- Exercise goal:
Go through the data below and gather each line containing "name".

* BEGIN The data *

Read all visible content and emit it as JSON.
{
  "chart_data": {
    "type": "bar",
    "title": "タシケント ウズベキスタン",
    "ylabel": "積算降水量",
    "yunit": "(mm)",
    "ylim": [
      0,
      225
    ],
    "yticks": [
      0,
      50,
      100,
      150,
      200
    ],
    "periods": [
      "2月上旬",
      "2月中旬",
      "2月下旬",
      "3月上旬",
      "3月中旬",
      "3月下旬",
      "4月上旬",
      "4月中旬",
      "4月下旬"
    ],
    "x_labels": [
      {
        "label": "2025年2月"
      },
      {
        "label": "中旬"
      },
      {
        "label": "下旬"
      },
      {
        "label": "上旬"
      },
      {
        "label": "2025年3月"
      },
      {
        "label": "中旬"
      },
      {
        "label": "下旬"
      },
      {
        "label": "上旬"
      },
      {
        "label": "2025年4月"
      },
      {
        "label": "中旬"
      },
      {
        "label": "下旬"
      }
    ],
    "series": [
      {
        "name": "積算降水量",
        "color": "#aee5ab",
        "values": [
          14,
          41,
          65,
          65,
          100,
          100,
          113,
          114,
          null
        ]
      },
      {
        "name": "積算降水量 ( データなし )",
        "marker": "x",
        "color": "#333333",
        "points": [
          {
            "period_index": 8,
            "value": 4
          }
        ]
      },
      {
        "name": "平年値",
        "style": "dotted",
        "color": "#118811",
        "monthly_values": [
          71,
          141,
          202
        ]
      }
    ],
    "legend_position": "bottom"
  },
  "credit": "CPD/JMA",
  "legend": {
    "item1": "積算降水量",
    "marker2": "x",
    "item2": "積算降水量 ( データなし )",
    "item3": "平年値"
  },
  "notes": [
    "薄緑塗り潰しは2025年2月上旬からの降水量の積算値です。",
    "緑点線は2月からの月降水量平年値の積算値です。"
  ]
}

* END The data *

- Full solution:
        "name": "積算降水量",
        "name": "積算降水量 ( データなし )",
        "name": "平年値",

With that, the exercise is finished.